• [Aim] Restate the material word for word and leave out anything that is a picture.

• [Data for this task]

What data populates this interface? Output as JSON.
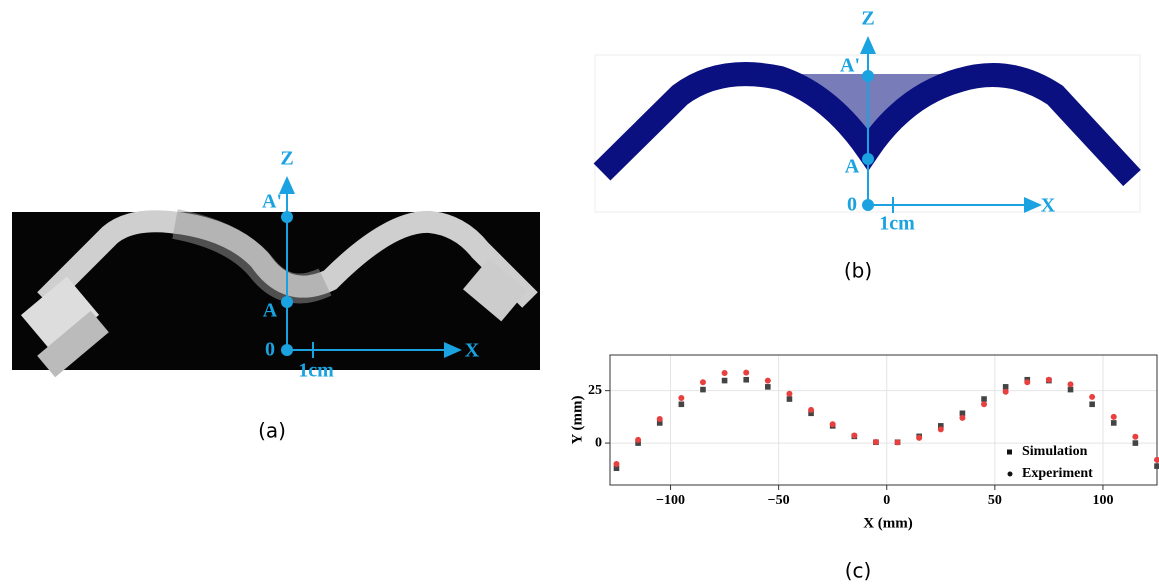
{
  "panel_a": {
    "label": "(a)",
    "annotations": {
      "z": "Z",
      "a_prime": "A'",
      "a": "A",
      "origin": "0",
      "x": "X",
      "scale": "1cm"
    }
  },
  "panel_b": {
    "label": "(b)",
    "annotations": {
      "z": "Z",
      "a_prime": "A'",
      "a": "A",
      "origin": "0",
      "x": "X",
      "scale": "1cm"
    }
  },
  "panel_c": {
    "label": "(c)"
  },
  "chart_data": {
    "type": "scatter",
    "x_label": "X (mm)",
    "y_label": "Y (mm)",
    "xlim": [
      -128,
      125
    ],
    "ylim": [
      -20,
      42
    ],
    "xticks": [
      {
        "value": -100,
        "label": "−100"
      },
      {
        "value": -50,
        "label": "−50"
      },
      0,
      50,
      100
    ],
    "yticks": [
      0,
      25
    ],
    "grid": true,
    "x": [
      -125,
      -115,
      -105,
      -95,
      -85,
      -75,
      -65,
      -55,
      -45,
      -35,
      -25,
      -15,
      -5,
      5,
      15,
      25,
      35,
      45,
      55,
      65,
      75,
      85,
      95,
      105,
      115,
      125
    ],
    "series": [
      {
        "name": "Simulation",
        "color": "#444444",
        "marker": "square",
        "values": [
          -12,
          0,
          9.6,
          18.5,
          25.5,
          29.8,
          30.2,
          26.8,
          21,
          14.2,
          8.2,
          3.2,
          0.4,
          0.4,
          3.2,
          8.2,
          14.2,
          21,
          26.8,
          30.2,
          29.8,
          25.5,
          18.5,
          9.6,
          0,
          -11
        ]
      },
      {
        "name": "Experiment",
        "color": "#e8403f",
        "marker": "circle",
        "values": [
          -10,
          1.5,
          11.5,
          21.5,
          29,
          33.4,
          33.6,
          29.8,
          23.5,
          15.8,
          9,
          3.6,
          0.5,
          0.3,
          2.5,
          6.5,
          12,
          18.5,
          24.5,
          29,
          30.2,
          28,
          22,
          12.5,
          3,
          -8
        ]
      }
    ]
  }
}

• [Output of the exercise]
What data populates this interface? Output as JSON.
{
  "panel_a": {
    "label": "(a)",
    "annotations": {
      "z": "Z",
      "a_prime": "A'",
      "a": "A",
      "origin": "0",
      "x": "X",
      "scale": "1cm"
    }
  },
  "panel_b": {
    "label": "(b)",
    "annotations": {
      "z": "Z",
      "a_prime": "A'",
      "a": "A",
      "origin": "0",
      "x": "X",
      "scale": "1cm"
    }
  },
  "panel_c": {
    "label": "(c)"
  },
  "chart_data": {
    "type": "scatter",
    "x_label": "X (mm)",
    "y_label": "Y (mm)",
    "xlim": [
      -128,
      125
    ],
    "ylim": [
      -20,
      42
    ],
    "xticks": [
      {
        "value": -100,
        "label": "−100"
      },
      {
        "value": -50,
        "label": "−50"
      },
      0,
      50,
      100
    ],
    "yticks": [
      0,
      25
    ],
    "grid": true,
    "x": [
      -125,
      -115,
      -105,
      -95,
      -85,
      -75,
      -65,
      -55,
      -45,
      -35,
      -25,
      -15,
      -5,
      5,
      15,
      25,
      35,
      45,
      55,
      65,
      75,
      85,
      95,
      105,
      115,
      125
    ],
    "series": [
      {
        "name": "Simulation",
        "color": "#444444",
        "marker": "square",
        "values": [
          -12,
          0,
          9.6,
          18.5,
          25.5,
          29.8,
          30.2,
          26.8,
          21,
          14.2,
          8.2,
          3.2,
          0.4,
          0.4,
          3.2,
          8.2,
          14.2,
          21,
          26.8,
          30.2,
          29.8,
          25.5,
          18.5,
          9.6,
          0,
          -11
        ]
      },
      {
        "name": "Experiment",
        "color": "#e8403f",
        "marker": "circle",
        "values": [
          -10,
          1.5,
          11.5,
          21.5,
          29,
          33.4,
          33.6,
          29.8,
          23.5,
          15.8,
          9,
          3.6,
          0.5,
          0.3,
          2.5,
          6.5,
          12,
          18.5,
          24.5,
          29,
          30.2,
          28,
          22,
          12.5,
          3,
          -8
        ]
      }
    ]
  }
}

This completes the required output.